▶ [SUPPLIED DATA]
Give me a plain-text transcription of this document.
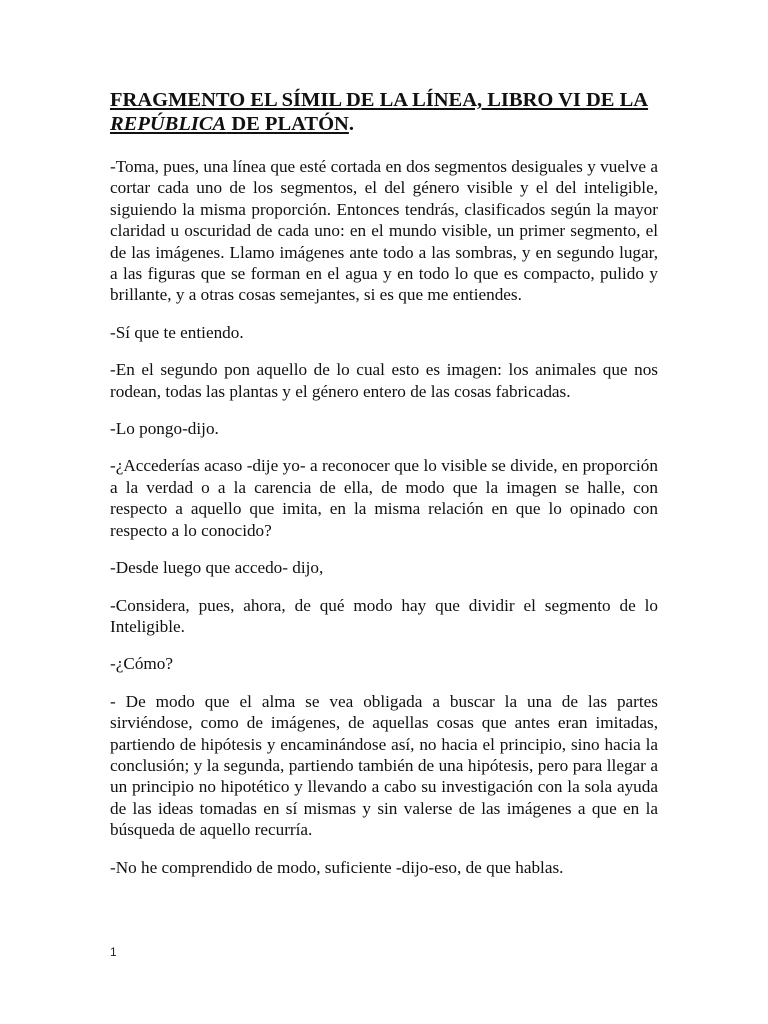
FRAGMENTO EL SÍMIL DE LA LÍNEA, LIBRO VI DE LA REPÚBLICA DE PLATÓN.

-Toma, pues, una línea que esté cortada en dos segmentos desiguales y vuelve a cortar cada uno de los segmentos, el del género visible y el del inteligible, siguiendo la misma proporción. Entonces tendrás, clasificados según la mayor claridad u oscuridad de cada uno: en el mundo visible, un primer segmento, el de las imágenes. Llamo imágenes ante todo a las sombras, y en segundo lugar, a las figuras que se forman en el agua y en todo lo que es compacto, pulido y brillante, y a otras cosas semejantes, si es que me entiendes.

-Sí que te entiendo.

-En el segundo pon aquello de lo cual esto es imagen: los animales que nos rodean, todas las plantas y el género entero de las cosas fabricadas.

-Lo pongo-dijo.

-¿Accederías acaso -dije yo- a reconocer que lo visible se divide, en proporción a la verdad o a la carencia de ella, de modo que la imagen se halle, con respecto a aquello que imita, en la misma relación en que lo opinado con respecto a lo conocido?

-Desde luego que accedo- dijo,

-Considera, pues, ahora, de qué modo hay que dividir el segmento de lo Inteligible.

-¿Cómo?

- De modo que el alma se vea obligada a buscar la una de las partes sirviéndose, como de imágenes, de aquellas cosas que antes eran imitadas, partiendo de hipótesis y encaminándose así, no hacia el principio, sino hacia la conclusión; y la segunda, partiendo también de una hipótesis, pero para llegar a un principio no hipotético y llevando a cabo su investigación con la sola ayuda de las ideas tomadas en sí mismas y sin valerse de las imágenes a que en la búsqueda de aquello recurría.

-No he comprendido de modo, suficiente -dijo-eso, de que hablas.

1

▶ [EXERCISE PROMPT]
With pictures excluded, the material is to be written out exactly as given.

▶ [RESPONSE TO THIS TASK]
Give me a plain-text transcription of this document.
FRAGMENTO EL SÍMIL DE LA LÍNEA, LIBRO VI DE LA REPÚBLICA DE PLATÓN.

-Toma, pues, una línea que esté cortada en dos segmentos desiguales y vuelve a cortar cada uno de los segmentos, el del género visible y el del inteligible, siguiendo la misma proporción. Entonces tendrás, clasificados según la mayor claridad u oscuridad de cada uno: en el mundo visible, un primer segmento, el de las imágenes. Llamo imágenes ante todo a las sombras, y en segundo lugar, a las figuras que se forman en el agua y en todo lo que es compacto, pulido y brillante, y a otras cosas semejantes, si es que me entiendes.

-Sí que te entiendo.

-En el segundo pon aquello de lo cual esto es imagen: los animales que nos rodean, todas las plantas y el género entero de las cosas fabricadas.

-Lo pongo-dijo.

-¿Accederías acaso -dije yo- a reconocer que lo visible se divide, en proporción a la verdad o a la carencia de ella, de modo que la imagen se halle, con respecto a aquello que imita, en la misma relación en que lo opinado con respecto a lo conocido?

-Desde luego que accedo- dijo,

-Considera, pues, ahora, de qué modo hay que dividir el segmento de lo Inteligible.

-¿Cómo?

- De modo que el alma se vea obligada a buscar la una de las partes sirviéndose, como de imágenes, de aquellas cosas que antes eran imitadas, partiendo de hipótesis y encaminándose así, no hacia el principio, sino hacia la conclusión; y la segunda, partiendo también de una hipótesis, pero para llegar a un principio no hipotético y llevando a cabo su investigación con la sola ayuda de las ideas tomadas en sí mismas y sin valerse de las imágenes a que en la búsqueda de aquello recurría.

-No he comprendido de modo, suficiente -dijo-eso, de que hablas.

1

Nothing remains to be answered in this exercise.